Excerpts from a figure dataset
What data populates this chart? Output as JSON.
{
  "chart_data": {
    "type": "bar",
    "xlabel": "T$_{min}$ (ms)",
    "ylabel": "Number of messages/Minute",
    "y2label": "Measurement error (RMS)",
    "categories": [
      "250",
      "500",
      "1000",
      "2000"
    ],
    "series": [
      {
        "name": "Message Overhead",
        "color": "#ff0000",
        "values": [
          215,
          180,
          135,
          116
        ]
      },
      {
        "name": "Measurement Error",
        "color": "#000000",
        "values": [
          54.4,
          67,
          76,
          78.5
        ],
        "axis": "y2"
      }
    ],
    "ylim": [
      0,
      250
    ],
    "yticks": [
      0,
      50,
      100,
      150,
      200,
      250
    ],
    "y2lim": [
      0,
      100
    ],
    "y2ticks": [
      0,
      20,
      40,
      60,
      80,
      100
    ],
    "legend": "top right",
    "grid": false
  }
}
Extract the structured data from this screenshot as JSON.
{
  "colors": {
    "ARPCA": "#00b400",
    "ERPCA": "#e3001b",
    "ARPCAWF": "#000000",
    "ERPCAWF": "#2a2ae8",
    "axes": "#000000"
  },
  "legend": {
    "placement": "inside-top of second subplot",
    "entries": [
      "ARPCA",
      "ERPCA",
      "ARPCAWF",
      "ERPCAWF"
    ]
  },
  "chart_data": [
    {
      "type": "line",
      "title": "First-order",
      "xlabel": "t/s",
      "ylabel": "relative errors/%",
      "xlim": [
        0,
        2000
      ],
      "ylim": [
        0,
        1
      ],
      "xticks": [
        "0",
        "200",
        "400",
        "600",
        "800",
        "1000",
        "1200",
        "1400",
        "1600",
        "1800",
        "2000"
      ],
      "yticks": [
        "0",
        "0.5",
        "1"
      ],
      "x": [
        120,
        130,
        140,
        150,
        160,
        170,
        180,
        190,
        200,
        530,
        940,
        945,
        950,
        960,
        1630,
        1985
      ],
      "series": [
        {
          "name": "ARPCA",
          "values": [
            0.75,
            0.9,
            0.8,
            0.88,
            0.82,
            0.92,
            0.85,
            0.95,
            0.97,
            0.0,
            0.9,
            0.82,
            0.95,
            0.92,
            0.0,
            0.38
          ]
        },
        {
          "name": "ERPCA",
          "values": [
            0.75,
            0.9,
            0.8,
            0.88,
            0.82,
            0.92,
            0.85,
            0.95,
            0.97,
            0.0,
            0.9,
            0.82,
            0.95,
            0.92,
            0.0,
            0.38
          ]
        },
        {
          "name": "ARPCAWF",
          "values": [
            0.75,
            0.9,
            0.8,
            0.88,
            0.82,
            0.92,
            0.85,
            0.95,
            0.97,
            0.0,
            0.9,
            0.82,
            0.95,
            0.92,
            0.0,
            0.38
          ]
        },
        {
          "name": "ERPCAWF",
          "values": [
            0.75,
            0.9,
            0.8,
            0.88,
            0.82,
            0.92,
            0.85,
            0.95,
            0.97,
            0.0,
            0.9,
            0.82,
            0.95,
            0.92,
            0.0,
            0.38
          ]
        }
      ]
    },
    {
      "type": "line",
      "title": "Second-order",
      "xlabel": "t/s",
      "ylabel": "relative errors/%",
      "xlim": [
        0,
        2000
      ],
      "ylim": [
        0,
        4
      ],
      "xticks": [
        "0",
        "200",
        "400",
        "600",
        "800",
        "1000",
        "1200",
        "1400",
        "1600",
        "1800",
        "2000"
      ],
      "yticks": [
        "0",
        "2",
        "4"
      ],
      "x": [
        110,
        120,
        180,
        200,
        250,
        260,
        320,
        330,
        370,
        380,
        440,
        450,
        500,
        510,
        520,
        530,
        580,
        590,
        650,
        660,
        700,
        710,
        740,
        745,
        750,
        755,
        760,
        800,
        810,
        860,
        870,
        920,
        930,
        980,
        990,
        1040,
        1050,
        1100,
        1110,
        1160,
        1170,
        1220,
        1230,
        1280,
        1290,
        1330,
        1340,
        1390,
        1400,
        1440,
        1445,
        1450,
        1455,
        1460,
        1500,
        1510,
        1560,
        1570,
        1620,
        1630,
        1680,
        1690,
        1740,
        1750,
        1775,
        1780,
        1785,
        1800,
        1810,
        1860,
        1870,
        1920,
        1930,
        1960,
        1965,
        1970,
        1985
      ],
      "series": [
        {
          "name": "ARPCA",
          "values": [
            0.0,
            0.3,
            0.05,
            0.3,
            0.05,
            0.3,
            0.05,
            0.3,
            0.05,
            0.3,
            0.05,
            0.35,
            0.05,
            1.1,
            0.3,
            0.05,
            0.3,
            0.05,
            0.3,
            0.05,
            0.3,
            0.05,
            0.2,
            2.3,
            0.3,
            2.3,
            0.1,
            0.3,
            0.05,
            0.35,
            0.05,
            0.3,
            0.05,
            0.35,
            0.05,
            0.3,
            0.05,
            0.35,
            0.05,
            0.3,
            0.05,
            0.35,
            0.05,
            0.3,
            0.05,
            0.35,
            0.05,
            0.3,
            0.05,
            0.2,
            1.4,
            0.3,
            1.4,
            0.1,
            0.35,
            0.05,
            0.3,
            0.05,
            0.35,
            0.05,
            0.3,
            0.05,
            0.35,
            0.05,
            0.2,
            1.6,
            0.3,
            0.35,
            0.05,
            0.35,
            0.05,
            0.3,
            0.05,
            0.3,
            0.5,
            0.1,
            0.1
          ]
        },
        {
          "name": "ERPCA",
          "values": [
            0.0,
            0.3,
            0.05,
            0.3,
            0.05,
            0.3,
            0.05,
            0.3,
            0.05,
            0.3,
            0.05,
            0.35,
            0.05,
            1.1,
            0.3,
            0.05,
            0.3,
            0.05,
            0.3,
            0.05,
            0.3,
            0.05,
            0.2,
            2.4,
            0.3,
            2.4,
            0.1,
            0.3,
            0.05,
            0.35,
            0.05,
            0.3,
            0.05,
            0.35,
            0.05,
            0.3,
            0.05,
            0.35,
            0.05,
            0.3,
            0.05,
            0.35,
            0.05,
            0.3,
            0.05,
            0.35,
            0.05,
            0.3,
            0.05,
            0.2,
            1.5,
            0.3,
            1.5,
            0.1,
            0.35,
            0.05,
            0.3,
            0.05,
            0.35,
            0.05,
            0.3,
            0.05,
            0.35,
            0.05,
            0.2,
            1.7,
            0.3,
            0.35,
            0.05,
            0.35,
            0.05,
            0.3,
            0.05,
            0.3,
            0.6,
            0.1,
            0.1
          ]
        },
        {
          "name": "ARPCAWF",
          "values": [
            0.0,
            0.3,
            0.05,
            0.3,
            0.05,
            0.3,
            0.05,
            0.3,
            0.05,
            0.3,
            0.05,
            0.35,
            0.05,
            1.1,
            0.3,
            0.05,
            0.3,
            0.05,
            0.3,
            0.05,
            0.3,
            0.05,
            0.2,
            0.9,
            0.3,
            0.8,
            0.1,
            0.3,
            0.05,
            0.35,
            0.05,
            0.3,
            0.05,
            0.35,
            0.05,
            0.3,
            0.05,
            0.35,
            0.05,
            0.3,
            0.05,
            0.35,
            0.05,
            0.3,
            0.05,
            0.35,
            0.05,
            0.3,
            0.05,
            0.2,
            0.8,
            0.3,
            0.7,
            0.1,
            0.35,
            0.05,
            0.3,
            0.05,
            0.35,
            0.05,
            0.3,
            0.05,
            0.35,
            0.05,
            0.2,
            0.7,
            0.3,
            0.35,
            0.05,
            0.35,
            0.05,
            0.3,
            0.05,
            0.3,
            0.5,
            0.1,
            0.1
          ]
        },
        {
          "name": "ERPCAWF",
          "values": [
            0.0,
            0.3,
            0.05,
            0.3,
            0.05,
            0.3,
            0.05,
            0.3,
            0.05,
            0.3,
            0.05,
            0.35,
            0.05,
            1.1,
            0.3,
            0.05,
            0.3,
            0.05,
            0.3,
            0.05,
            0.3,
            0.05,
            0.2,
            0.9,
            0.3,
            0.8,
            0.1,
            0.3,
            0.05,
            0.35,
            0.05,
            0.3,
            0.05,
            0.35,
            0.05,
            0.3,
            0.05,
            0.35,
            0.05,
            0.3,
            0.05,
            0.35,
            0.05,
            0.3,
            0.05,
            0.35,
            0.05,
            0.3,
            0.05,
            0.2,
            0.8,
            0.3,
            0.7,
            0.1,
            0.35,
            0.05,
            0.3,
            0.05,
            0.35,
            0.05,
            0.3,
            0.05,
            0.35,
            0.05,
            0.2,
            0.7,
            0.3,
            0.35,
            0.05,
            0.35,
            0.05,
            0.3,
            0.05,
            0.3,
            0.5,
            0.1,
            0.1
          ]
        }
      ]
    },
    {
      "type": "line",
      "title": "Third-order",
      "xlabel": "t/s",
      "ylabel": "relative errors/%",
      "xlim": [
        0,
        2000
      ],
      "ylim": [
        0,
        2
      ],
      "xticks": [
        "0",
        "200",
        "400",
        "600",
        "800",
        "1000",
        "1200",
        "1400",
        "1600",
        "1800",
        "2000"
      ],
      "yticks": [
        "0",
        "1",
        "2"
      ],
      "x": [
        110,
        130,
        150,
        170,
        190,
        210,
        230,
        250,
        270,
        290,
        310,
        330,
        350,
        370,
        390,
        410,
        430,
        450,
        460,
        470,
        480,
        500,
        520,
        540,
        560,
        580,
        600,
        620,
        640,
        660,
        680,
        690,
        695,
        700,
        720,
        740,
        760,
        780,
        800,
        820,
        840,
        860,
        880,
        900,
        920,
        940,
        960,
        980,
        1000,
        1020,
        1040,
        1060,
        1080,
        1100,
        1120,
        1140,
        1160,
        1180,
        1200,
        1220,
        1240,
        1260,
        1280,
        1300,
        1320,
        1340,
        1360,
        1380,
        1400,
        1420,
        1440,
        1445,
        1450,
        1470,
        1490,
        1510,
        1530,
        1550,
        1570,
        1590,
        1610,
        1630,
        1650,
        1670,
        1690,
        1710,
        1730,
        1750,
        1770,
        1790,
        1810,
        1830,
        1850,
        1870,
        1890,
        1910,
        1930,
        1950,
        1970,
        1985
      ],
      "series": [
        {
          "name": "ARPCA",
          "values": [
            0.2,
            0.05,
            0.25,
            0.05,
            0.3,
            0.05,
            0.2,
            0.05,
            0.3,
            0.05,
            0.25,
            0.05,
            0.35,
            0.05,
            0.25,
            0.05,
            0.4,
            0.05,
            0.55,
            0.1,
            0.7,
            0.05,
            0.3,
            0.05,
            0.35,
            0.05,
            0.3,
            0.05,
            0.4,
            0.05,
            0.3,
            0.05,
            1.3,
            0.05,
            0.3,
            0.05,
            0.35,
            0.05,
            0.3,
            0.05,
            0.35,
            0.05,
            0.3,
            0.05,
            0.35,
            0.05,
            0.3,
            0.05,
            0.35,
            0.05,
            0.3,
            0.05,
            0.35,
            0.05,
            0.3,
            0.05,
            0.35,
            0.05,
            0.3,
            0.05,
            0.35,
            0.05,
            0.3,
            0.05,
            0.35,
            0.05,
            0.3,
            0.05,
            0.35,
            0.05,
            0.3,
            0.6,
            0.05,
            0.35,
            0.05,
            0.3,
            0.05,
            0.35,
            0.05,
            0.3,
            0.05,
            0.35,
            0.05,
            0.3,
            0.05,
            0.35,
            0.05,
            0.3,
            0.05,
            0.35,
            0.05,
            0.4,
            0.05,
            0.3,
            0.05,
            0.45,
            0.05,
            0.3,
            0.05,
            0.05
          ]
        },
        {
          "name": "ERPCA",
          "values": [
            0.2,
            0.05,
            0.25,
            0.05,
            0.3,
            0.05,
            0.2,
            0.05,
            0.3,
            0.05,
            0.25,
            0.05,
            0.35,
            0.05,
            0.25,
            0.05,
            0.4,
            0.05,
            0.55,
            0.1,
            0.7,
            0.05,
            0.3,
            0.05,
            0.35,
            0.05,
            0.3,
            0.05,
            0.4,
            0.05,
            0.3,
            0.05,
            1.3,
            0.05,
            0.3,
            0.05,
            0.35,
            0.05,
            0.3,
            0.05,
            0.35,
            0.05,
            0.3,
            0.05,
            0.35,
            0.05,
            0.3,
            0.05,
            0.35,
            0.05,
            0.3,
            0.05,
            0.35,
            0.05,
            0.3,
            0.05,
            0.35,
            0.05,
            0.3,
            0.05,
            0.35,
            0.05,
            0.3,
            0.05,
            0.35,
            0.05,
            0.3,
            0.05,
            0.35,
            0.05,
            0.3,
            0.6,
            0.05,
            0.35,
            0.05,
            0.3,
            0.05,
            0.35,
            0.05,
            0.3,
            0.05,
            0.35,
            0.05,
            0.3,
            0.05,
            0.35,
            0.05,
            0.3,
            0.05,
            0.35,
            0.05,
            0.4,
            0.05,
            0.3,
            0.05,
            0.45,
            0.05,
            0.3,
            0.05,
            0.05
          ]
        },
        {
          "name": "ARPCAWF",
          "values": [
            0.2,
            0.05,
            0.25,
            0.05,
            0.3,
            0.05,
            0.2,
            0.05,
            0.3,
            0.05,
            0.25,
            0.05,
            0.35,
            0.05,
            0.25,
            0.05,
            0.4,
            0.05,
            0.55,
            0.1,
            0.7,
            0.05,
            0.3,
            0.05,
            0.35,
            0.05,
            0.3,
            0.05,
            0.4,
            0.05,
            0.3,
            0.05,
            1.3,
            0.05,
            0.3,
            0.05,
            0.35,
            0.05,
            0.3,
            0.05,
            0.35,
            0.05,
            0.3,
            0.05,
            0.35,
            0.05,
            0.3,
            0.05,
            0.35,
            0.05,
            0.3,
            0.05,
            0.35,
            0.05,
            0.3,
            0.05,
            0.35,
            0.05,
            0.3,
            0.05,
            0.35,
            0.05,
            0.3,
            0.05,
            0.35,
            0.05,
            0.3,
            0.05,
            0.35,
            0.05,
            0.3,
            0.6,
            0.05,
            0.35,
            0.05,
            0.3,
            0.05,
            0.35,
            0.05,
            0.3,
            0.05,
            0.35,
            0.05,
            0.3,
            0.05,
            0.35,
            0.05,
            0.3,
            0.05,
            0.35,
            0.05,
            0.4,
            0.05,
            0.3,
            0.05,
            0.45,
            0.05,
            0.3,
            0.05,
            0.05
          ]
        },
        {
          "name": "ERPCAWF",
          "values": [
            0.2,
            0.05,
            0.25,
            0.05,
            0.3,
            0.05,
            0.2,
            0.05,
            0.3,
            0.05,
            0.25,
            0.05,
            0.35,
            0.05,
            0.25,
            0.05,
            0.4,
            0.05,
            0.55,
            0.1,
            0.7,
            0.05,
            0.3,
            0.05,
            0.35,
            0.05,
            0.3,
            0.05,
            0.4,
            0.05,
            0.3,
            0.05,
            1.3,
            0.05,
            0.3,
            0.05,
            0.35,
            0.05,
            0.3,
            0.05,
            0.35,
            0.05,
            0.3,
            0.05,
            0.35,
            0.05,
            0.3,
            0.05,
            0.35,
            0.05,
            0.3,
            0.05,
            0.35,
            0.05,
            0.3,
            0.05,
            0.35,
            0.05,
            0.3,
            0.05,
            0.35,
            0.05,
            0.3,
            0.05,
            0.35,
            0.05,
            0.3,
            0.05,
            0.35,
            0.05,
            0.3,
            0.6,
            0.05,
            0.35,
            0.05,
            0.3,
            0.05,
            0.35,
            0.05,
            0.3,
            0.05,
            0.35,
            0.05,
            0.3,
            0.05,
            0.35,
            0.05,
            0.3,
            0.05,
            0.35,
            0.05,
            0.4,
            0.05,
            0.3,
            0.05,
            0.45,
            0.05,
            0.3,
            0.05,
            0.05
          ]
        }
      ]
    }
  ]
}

**YOUR OBJECTIVE**
Select all lines in the listing that include the word "this".

**SOLUTION**
What data populates this chart? Output as JSON.
Extract the structured data from this screenshot as JSON.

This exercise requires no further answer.